## Task statement
Gather each line of the records where "text" appears.

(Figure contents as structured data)
## Start
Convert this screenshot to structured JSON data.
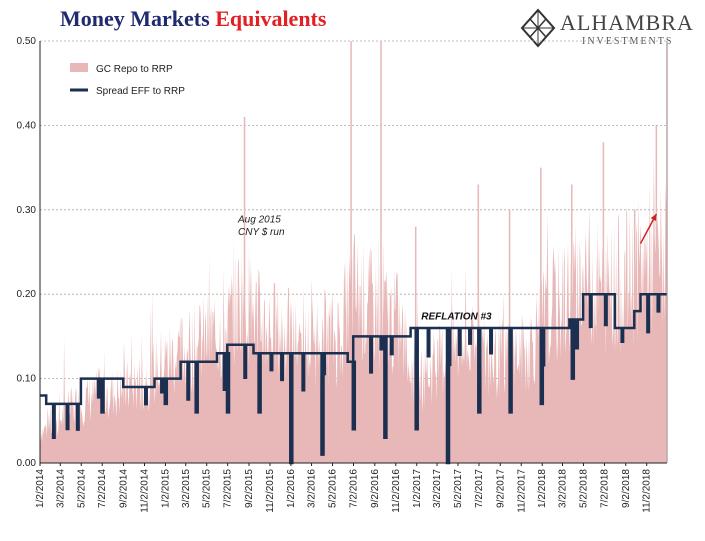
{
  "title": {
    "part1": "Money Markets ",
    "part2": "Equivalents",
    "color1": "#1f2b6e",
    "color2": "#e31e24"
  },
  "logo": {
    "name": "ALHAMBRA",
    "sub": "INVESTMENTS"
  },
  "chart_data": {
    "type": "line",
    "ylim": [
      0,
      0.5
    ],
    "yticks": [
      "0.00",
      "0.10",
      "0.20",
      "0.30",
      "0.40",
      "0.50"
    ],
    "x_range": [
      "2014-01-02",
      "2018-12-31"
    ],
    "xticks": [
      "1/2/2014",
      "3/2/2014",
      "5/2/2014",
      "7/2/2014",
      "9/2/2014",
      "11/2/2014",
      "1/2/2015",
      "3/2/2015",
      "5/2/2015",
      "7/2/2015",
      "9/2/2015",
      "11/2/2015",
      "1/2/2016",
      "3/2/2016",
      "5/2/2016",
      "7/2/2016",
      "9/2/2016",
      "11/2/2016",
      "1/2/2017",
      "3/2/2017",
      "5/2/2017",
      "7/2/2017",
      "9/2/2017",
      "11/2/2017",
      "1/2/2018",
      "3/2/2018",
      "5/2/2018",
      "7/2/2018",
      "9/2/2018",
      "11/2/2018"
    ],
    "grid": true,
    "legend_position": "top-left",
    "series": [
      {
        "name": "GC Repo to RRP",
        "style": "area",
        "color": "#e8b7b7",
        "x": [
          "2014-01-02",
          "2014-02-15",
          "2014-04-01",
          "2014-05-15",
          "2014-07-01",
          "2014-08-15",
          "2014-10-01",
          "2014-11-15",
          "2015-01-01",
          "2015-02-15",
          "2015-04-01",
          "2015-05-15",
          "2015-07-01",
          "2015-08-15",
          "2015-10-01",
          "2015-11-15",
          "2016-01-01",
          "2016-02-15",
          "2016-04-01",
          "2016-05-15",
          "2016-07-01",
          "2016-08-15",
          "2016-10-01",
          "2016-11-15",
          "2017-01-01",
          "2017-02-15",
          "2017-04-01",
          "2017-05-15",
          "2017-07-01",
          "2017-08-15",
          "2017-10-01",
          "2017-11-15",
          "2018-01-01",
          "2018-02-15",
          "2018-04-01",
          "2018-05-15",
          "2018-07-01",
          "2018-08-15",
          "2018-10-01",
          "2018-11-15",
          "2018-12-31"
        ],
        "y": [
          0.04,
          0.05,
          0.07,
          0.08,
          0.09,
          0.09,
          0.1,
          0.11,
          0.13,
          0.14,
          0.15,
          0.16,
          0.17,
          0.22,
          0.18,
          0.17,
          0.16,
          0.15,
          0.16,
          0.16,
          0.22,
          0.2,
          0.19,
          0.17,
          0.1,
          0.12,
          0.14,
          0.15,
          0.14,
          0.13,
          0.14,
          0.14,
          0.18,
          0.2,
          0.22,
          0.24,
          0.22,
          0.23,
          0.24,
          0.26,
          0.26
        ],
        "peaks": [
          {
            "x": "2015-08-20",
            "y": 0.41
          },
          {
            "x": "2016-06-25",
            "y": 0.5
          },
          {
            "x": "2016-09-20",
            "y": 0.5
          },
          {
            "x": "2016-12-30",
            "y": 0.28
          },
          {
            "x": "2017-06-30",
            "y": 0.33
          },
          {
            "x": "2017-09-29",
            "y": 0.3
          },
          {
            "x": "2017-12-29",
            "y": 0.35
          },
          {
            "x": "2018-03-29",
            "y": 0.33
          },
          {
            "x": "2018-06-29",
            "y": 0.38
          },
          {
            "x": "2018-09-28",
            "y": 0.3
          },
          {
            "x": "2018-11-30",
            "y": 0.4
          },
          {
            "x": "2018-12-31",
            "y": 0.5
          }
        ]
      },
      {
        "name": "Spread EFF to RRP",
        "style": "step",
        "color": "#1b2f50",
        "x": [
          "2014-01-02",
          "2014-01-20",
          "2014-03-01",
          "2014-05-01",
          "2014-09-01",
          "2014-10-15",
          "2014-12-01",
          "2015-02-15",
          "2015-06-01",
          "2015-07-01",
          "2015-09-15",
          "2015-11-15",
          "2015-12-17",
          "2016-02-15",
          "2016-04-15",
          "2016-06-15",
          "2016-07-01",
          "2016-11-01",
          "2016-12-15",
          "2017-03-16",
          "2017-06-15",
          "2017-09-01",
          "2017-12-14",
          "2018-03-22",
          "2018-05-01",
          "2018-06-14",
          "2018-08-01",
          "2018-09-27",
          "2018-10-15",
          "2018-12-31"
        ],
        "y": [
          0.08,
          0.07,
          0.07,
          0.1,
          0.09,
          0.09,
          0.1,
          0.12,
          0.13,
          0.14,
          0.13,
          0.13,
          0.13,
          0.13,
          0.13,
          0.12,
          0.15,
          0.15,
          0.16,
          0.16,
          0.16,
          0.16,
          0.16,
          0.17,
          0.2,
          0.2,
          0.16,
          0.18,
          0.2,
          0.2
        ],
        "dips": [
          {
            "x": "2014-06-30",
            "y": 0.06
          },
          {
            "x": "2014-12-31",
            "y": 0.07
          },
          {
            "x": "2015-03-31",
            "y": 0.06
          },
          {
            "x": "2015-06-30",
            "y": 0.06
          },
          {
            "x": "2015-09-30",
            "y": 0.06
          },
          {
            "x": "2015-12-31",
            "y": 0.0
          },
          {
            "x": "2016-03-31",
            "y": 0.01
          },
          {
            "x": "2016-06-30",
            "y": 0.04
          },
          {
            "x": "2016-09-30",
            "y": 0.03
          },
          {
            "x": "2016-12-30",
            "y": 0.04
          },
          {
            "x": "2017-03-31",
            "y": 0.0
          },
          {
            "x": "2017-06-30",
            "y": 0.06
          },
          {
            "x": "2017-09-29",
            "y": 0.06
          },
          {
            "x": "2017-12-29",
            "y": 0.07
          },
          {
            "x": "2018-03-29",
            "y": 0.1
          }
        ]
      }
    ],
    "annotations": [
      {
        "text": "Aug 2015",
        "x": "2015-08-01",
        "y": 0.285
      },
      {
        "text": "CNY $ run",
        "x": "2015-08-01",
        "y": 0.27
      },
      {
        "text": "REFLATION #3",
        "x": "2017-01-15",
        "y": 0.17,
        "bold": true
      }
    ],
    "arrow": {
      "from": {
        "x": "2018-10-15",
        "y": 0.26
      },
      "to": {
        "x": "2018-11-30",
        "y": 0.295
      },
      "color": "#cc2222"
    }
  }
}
## End
## Task output
        "text": "Aug 2015",
        "text": "CNY $ run",
        "text": "REFLATION #3",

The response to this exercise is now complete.